▶ [Set problem] Keep the pictures out of the copy and repeat the records exactly.

▶ [Information given]
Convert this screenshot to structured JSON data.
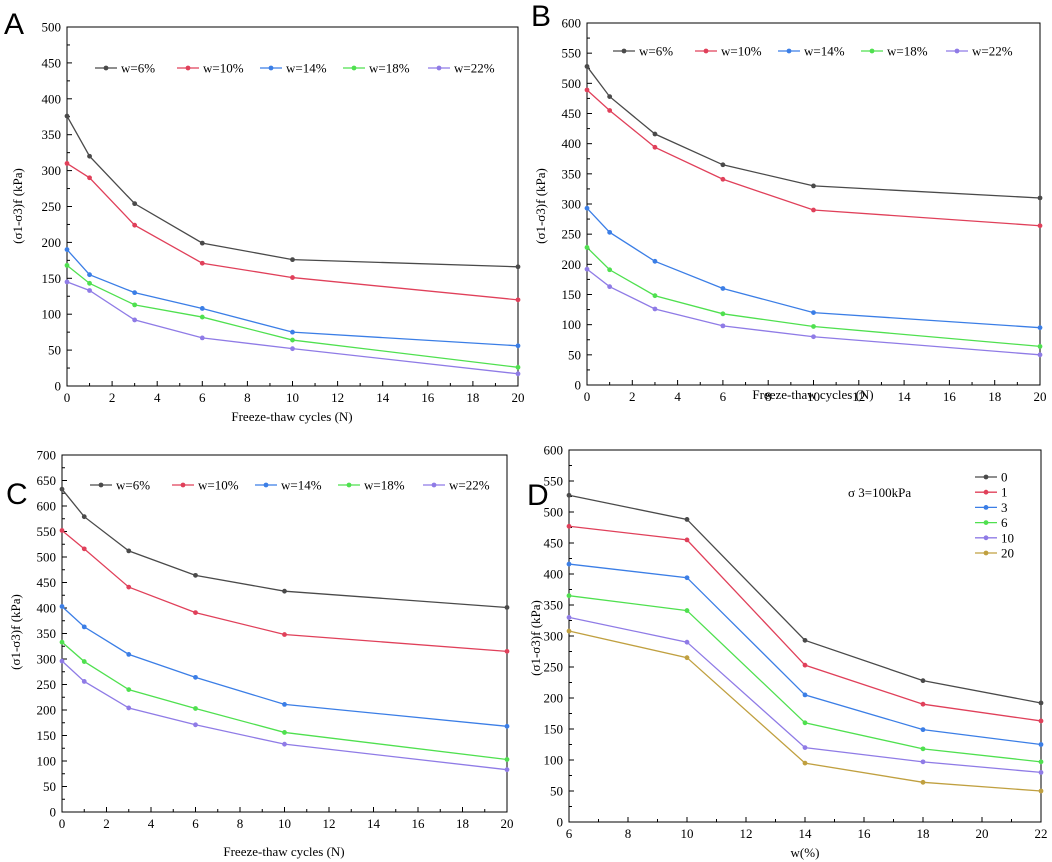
{
  "chart_data": [
    {
      "panel": "A",
      "type": "line",
      "xlabel": "Freeze-thaw cycles (N)",
      "ylabel": "(σ1-σ3)f (kPa)",
      "x": [
        0,
        1,
        3,
        6,
        10,
        20
      ],
      "xlim": [
        0,
        20
      ],
      "ylim": [
        0,
        500
      ],
      "xticks": [
        0,
        2,
        4,
        6,
        8,
        10,
        12,
        14,
        16,
        18,
        20
      ],
      "yticks": [
        0,
        50,
        100,
        150,
        200,
        250,
        300,
        350,
        400,
        450,
        500
      ],
      "series": [
        {
          "name": "w=6%",
          "color": "#4a4a4a",
          "values": [
            376,
            320,
            254,
            199,
            176,
            166
          ]
        },
        {
          "name": "w=10%",
          "color": "#e0405a",
          "values": [
            310,
            290,
            224,
            171,
            151,
            120
          ]
        },
        {
          "name": "w=14%",
          "color": "#3b7ee6",
          "values": [
            190,
            155,
            130,
            108,
            75,
            56
          ]
        },
        {
          "name": "w=18%",
          "color": "#4fe04f",
          "values": [
            168,
            143,
            113,
            96,
            64,
            26
          ]
        },
        {
          "name": "w=22%",
          "color": "#8f7be6",
          "values": [
            145,
            133,
            92,
            67,
            52,
            17
          ]
        }
      ]
    },
    {
      "panel": "B",
      "type": "line",
      "xlabel": "Freeze-thaw cycles (N)",
      "ylabel": "(σ1-σ3)f (kPa)",
      "x": [
        0,
        1,
        3,
        6,
        10,
        20
      ],
      "xlim": [
        0,
        20
      ],
      "ylim": [
        0,
        600
      ],
      "xticks": [
        0,
        2,
        4,
        6,
        8,
        10,
        12,
        14,
        16,
        18,
        20
      ],
      "yticks": [
        0,
        50,
        100,
        150,
        200,
        250,
        300,
        350,
        400,
        450,
        500,
        550,
        600
      ],
      "series": [
        {
          "name": "w=6%",
          "color": "#4a4a4a",
          "values": [
            528,
            478,
            416,
            365,
            330,
            310
          ]
        },
        {
          "name": "w=10%",
          "color": "#e0405a",
          "values": [
            489,
            455,
            394,
            341,
            290,
            264
          ]
        },
        {
          "name": "w=14%",
          "color": "#3b7ee6",
          "values": [
            293,
            253,
            205,
            160,
            120,
            95
          ]
        },
        {
          "name": "w=18%",
          "color": "#4fe04f",
          "values": [
            228,
            191,
            148,
            118,
            97,
            64
          ]
        },
        {
          "name": "w=22%",
          "color": "#8f7be6",
          "values": [
            192,
            163,
            126,
            98,
            80,
            50
          ]
        }
      ]
    },
    {
      "panel": "C",
      "type": "line",
      "xlabel": "Freeze-thaw cycles (N)",
      "ylabel": "(σ1-σ3)f (kPa)",
      "x": [
        0,
        1,
        3,
        6,
        10,
        20
      ],
      "xlim": [
        0,
        20
      ],
      "ylim": [
        0,
        700
      ],
      "xticks": [
        0,
        2,
        4,
        6,
        8,
        10,
        12,
        14,
        16,
        18,
        20
      ],
      "yticks": [
        0,
        50,
        100,
        150,
        200,
        250,
        300,
        350,
        400,
        450,
        500,
        550,
        600,
        650,
        700
      ],
      "series": [
        {
          "name": "w=6%",
          "color": "#4a4a4a",
          "values": [
            633,
            579,
            512,
            464,
            433,
            401
          ]
        },
        {
          "name": "w=10%",
          "color": "#e0405a",
          "values": [
            552,
            516,
            441,
            391,
            348,
            315
          ]
        },
        {
          "name": "w=14%",
          "color": "#3b7ee6",
          "values": [
            403,
            363,
            309,
            264,
            211,
            168
          ]
        },
        {
          "name": "w=18%",
          "color": "#4fe04f",
          "values": [
            333,
            295,
            240,
            203,
            156,
            103
          ]
        },
        {
          "name": "w=22%",
          "color": "#8f7be6",
          "values": [
            296,
            256,
            204,
            171,
            133,
            83
          ]
        }
      ]
    },
    {
      "panel": "D",
      "type": "line",
      "xlabel": "w(%)",
      "ylabel": "(σ1-σ3)f (kPa)",
      "annotation": "σ 3=100kPa",
      "x": [
        6,
        10,
        14,
        18,
        22
      ],
      "xlim": [
        6,
        22
      ],
      "ylim": [
        0,
        600
      ],
      "xticks": [
        6,
        8,
        10,
        12,
        14,
        16,
        18,
        20,
        22
      ],
      "yticks": [
        0,
        50,
        100,
        150,
        200,
        250,
        300,
        350,
        400,
        450,
        500,
        550,
        600
      ],
      "series": [
        {
          "name": "0",
          "color": "#4a4a4a",
          "values": [
            527,
            488,
            293,
            228,
            192
          ]
        },
        {
          "name": "1",
          "color": "#e0405a",
          "values": [
            477,
            455,
            253,
            190,
            163
          ]
        },
        {
          "name": "3",
          "color": "#3b7ee6",
          "values": [
            416,
            394,
            205,
            149,
            125
          ]
        },
        {
          "name": "6",
          "color": "#4fe04f",
          "values": [
            365,
            341,
            160,
            118,
            97
          ]
        },
        {
          "name": "10",
          "color": "#8f7be6",
          "values": [
            330,
            290,
            120,
            97,
            80
          ]
        },
        {
          "name": "20",
          "color": "#c0a040",
          "values": [
            308,
            265,
            95,
            64,
            50
          ]
        }
      ]
    }
  ]
}
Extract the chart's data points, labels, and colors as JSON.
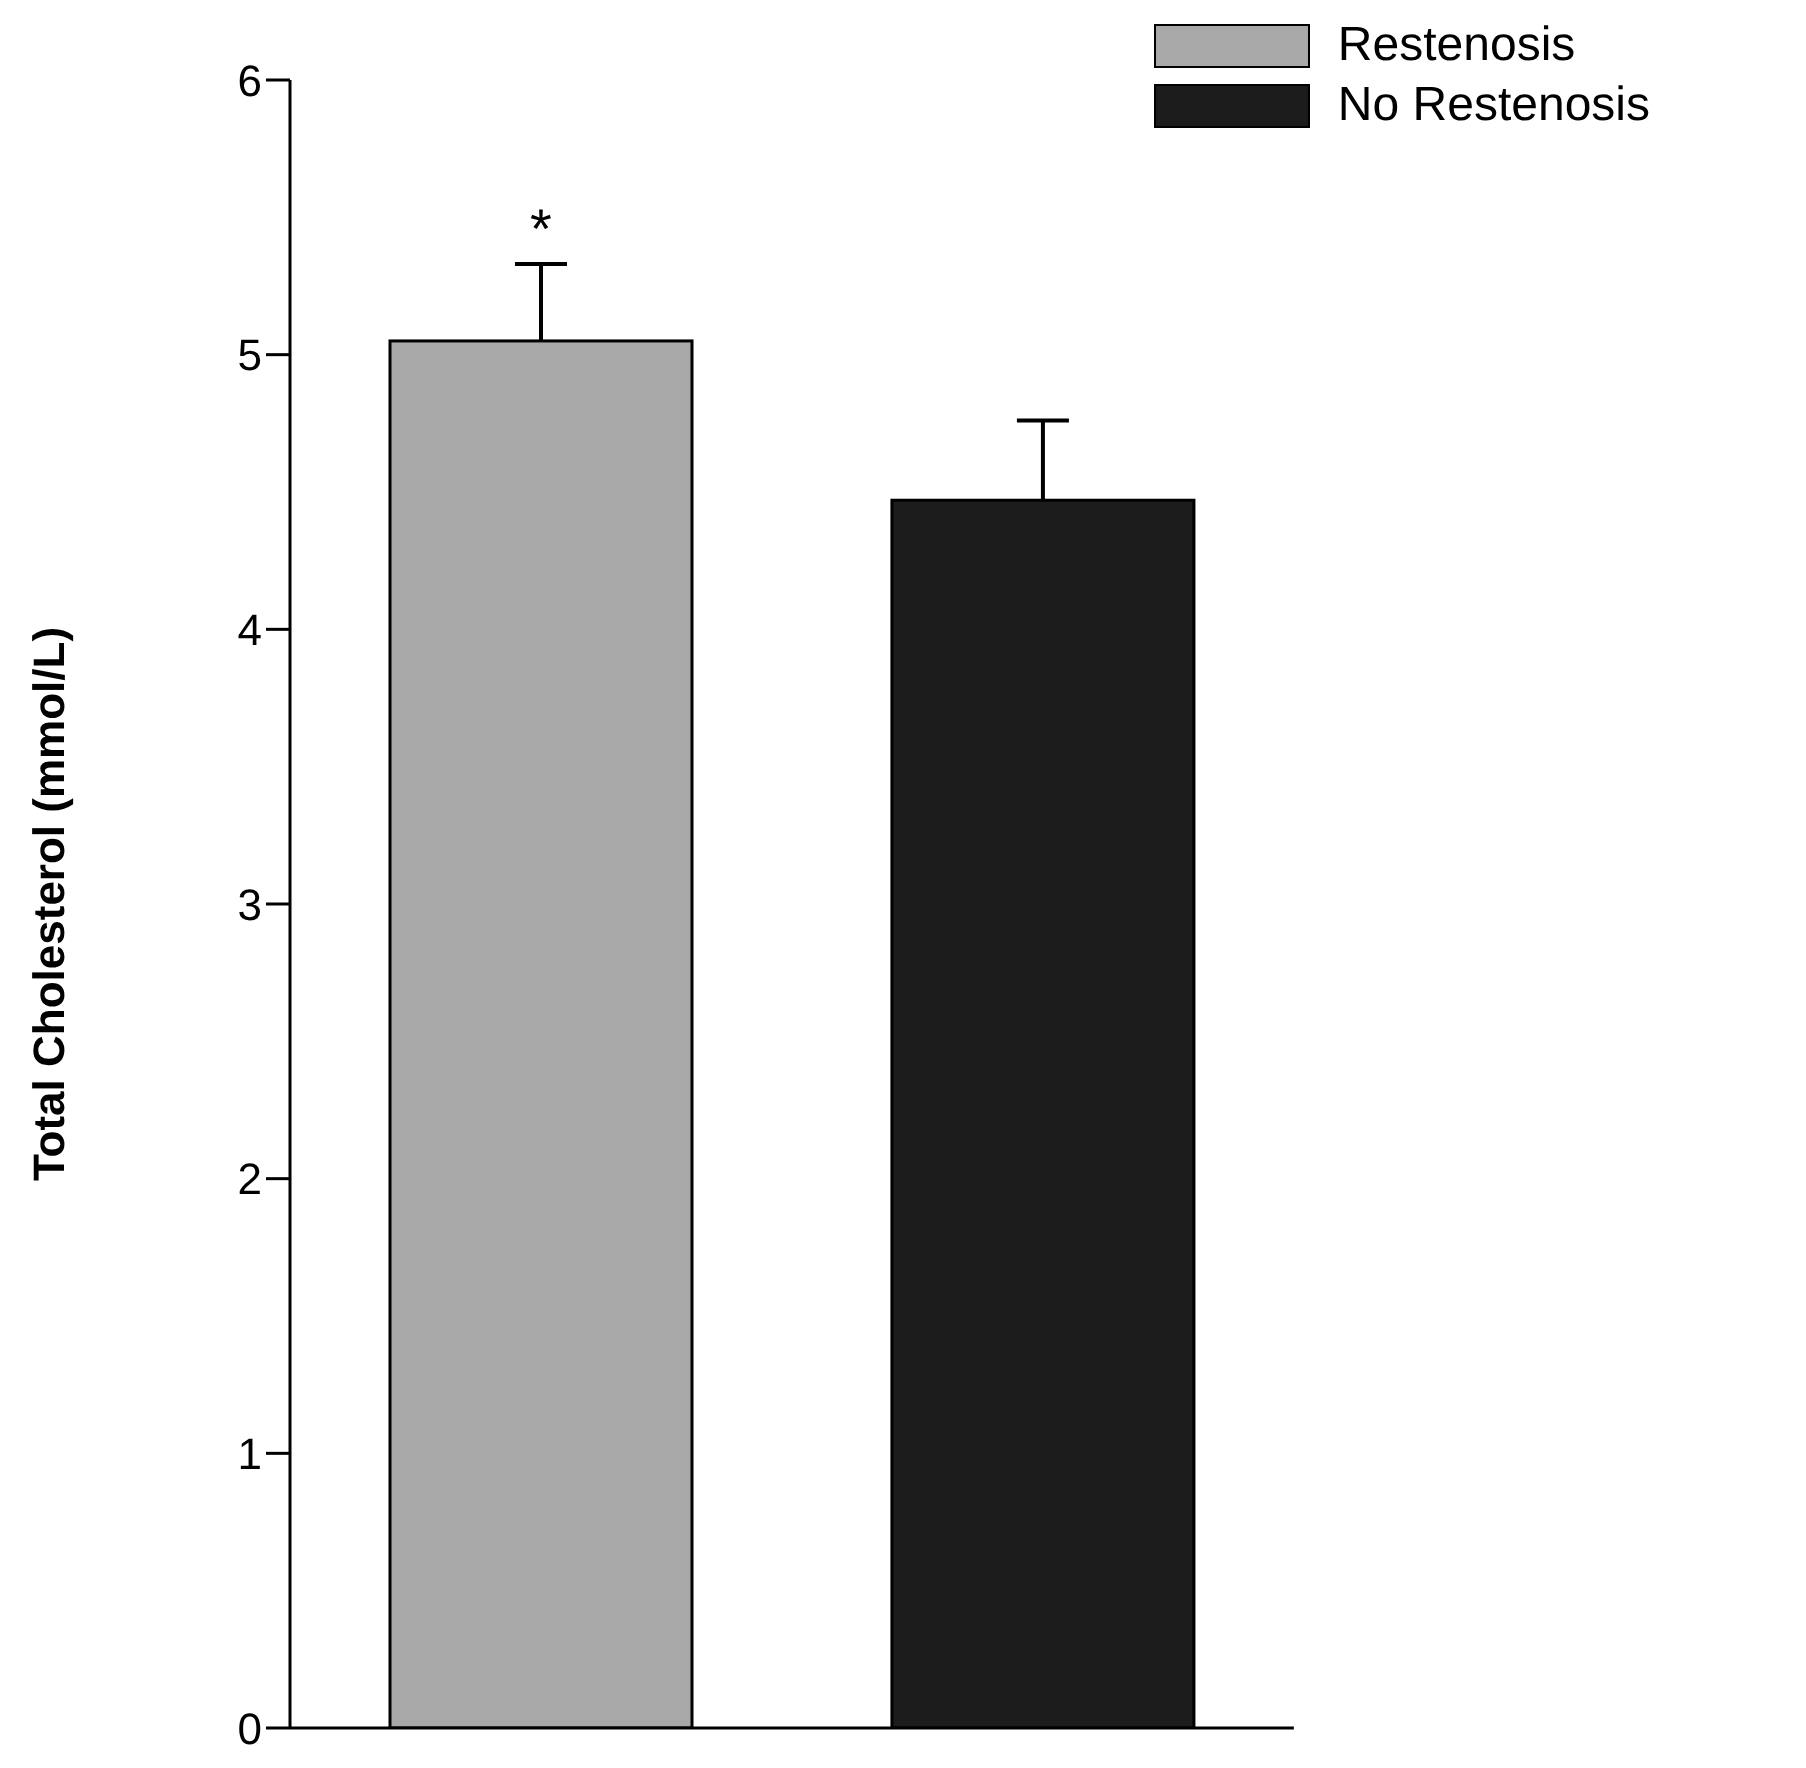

▶ [Written answer]
Convert this screenshot to structured JSON data.
{
  "chart_data": [
    {
      "panel": "A",
      "type": "line",
      "xlabel": "Freeze-thaw cycles (N)",
      "ylabel": "(σ1-σ3)f (kPa)",
      "x": [
        0,
        1,
        3,
        6,
        10,
        20
      ],
      "xlim": [
        0,
        20
      ],
      "ylim": [
        0,
        500
      ],
      "xticks": [
        0,
        2,
        4,
        6,
        8,
        10,
        12,
        14,
        16,
        18,
        20
      ],
      "yticks": [
        0,
        50,
        100,
        150,
        200,
        250,
        300,
        350,
        400,
        450,
        500
      ],
      "series": [
        {
          "name": "w=6%",
          "color": "#4a4a4a",
          "values": [
            376,
            320,
            254,
            199,
            176,
            166
          ]
        },
        {
          "name": "w=10%",
          "color": "#e0405a",
          "values": [
            310,
            290,
            224,
            171,
            151,
            120
          ]
        },
        {
          "name": "w=14%",
          "color": "#3b7ee6",
          "values": [
            190,
            155,
            130,
            108,
            75,
            56
          ]
        },
        {
          "name": "w=18%",
          "color": "#4fe04f",
          "values": [
            168,
            143,
            113,
            96,
            64,
            26
          ]
        },
        {
          "name": "w=22%",
          "color": "#8f7be6",
          "values": [
            145,
            133,
            92,
            67,
            52,
            17
          ]
        }
      ]
    },
    {
      "panel": "B",
      "type": "line",
      "xlabel": "Freeze-thaw cycles (N)",
      "ylabel": "(σ1-σ3)f (kPa)",
      "x": [
        0,
        1,
        3,
        6,
        10,
        20
      ],
      "xlim": [
        0,
        20
      ],
      "ylim": [
        0,
        600
      ],
      "xticks": [
        0,
        2,
        4,
        6,
        8,
        10,
        12,
        14,
        16,
        18,
        20
      ],
      "yticks": [
        0,
        50,
        100,
        150,
        200,
        250,
        300,
        350,
        400,
        450,
        500,
        550,
        600
      ],
      "series": [
        {
          "name": "w=6%",
          "color": "#4a4a4a",
          "values": [
            528,
            478,
            416,
            365,
            330,
            310
          ]
        },
        {
          "name": "w=10%",
          "color": "#e0405a",
          "values": [
            489,
            455,
            394,
            341,
            290,
            264
          ]
        },
        {
          "name": "w=14%",
          "color": "#3b7ee6",
          "values": [
            293,
            253,
            205,
            160,
            120,
            95
          ]
        },
        {
          "name": "w=18%",
          "color": "#4fe04f",
          "values": [
            228,
            191,
            148,
            118,
            97,
            64
          ]
        },
        {
          "name": "w=22%",
          "color": "#8f7be6",
          "values": [
            192,
            163,
            126,
            98,
            80,
            50
          ]
        }
      ]
    },
    {
      "panel": "C",
      "type": "line",
      "xlabel": "Freeze-thaw cycles (N)",
      "ylabel": "(σ1-σ3)f (kPa)",
      "x": [
        0,
        1,
        3,
        6,
        10,
        20
      ],
      "xlim": [
        0,
        20
      ],
      "ylim": [
        0,
        700
      ],
      "xticks": [
        0,
        2,
        4,
        6,
        8,
        10,
        12,
        14,
        16,
        18,
        20
      ],
      "yticks": [
        0,
        50,
        100,
        150,
        200,
        250,
        300,
        350,
        400,
        450,
        500,
        550,
        600,
        650,
        700
      ],
      "series": [
        {
          "name": "w=6%",
          "color": "#4a4a4a",
          "values": [
            633,
            579,
            512,
            464,
            433,
            401
          ]
        },
        {
          "name": "w=10%",
          "color": "#e0405a",
          "values": [
            552,
            516,
            441,
            391,
            348,
            315
          ]
        },
        {
          "name": "w=14%",
          "color": "#3b7ee6",
          "values": [
            403,
            363,
            309,
            264,
            211,
            168
          ]
        },
        {
          "name": "w=18%",
          "color": "#4fe04f",
          "values": [
            333,
            295,
            240,
            203,
            156,
            103
          ]
        },
        {
          "name": "w=22%",
          "color": "#8f7be6",
          "values": [
            296,
            256,
            204,
            171,
            133,
            83
          ]
        }
      ]
    },
    {
      "panel": "D",
      "type": "line",
      "xlabel": "w(%)",
      "ylabel": "(σ1-σ3)f (kPa)",
      "annotation": "σ 3=100kPa",
      "x": [
        6,
        10,
        14,
        18,
        22
      ],
      "xlim": [
        6,
        22
      ],
      "ylim": [
        0,
        600
      ],
      "xticks": [
        6,
        8,
        10,
        12,
        14,
        16,
        18,
        20,
        22
      ],
      "yticks": [
        0,
        50,
        100,
        150,
        200,
        250,
        300,
        350,
        400,
        450,
        500,
        550,
        600
      ],
      "series": [
        {
          "name": "0",
          "color": "#4a4a4a",
          "values": [
            527,
            488,
            293,
            228,
            192
          ]
        },
        {
          "name": "1",
          "color": "#e0405a",
          "values": [
            477,
            455,
            253,
            190,
            163
          ]
        },
        {
          "name": "3",
          "color": "#3b7ee6",
          "values": [
            416,
            394,
            205,
            149,
            125
          ]
        },
        {
          "name": "6",
          "color": "#4fe04f",
          "values": [
            365,
            341,
            160,
            118,
            97
          ]
        },
        {
          "name": "10",
          "color": "#8f7be6",
          "values": [
            330,
            290,
            120,
            97,
            80
          ]
        },
        {
          "name": "20",
          "color": "#c0a040",
          "values": [
            308,
            265,
            95,
            64,
            50
          ]
        }
      ]
    }
  ]
}
Extract the chart's data points, labels, and colors as JSON.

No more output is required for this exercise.